* _The records_
......

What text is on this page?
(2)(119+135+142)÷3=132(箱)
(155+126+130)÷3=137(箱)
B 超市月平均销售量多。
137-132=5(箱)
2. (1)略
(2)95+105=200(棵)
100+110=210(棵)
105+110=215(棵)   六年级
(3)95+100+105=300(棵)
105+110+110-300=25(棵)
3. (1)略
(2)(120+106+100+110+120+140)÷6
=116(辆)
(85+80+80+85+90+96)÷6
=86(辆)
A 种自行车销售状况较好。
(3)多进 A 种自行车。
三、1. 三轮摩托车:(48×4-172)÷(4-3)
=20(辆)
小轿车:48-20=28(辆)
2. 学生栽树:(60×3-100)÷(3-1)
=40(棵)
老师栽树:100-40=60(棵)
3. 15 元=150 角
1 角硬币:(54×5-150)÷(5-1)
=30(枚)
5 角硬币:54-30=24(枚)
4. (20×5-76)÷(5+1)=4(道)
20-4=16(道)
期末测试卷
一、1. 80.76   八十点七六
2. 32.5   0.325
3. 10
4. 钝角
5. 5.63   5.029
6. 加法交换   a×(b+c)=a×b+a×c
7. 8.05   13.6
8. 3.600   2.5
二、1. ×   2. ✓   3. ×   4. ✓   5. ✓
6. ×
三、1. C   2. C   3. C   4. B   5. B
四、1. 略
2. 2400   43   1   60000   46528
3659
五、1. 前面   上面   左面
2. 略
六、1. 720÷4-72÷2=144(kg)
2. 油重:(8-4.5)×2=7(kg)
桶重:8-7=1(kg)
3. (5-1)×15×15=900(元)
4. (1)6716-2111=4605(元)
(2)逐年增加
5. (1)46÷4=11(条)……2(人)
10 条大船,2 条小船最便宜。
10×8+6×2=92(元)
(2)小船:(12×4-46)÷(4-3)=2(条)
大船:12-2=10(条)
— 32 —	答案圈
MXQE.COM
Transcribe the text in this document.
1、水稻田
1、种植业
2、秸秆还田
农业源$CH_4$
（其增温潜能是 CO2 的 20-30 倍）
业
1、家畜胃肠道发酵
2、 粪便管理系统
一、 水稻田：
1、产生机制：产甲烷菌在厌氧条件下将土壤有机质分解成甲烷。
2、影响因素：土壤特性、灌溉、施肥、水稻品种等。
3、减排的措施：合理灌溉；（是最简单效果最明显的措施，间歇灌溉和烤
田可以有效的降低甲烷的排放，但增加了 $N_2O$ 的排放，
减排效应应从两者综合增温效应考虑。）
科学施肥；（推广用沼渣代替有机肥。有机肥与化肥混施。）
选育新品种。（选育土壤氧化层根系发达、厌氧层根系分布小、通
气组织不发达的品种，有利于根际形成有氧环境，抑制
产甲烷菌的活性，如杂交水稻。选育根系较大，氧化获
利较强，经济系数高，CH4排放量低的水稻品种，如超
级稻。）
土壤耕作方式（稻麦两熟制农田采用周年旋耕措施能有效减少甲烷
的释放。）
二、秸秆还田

......

Work out how many lines above have the string "this" in them, and give only the number.

* _Task result_
2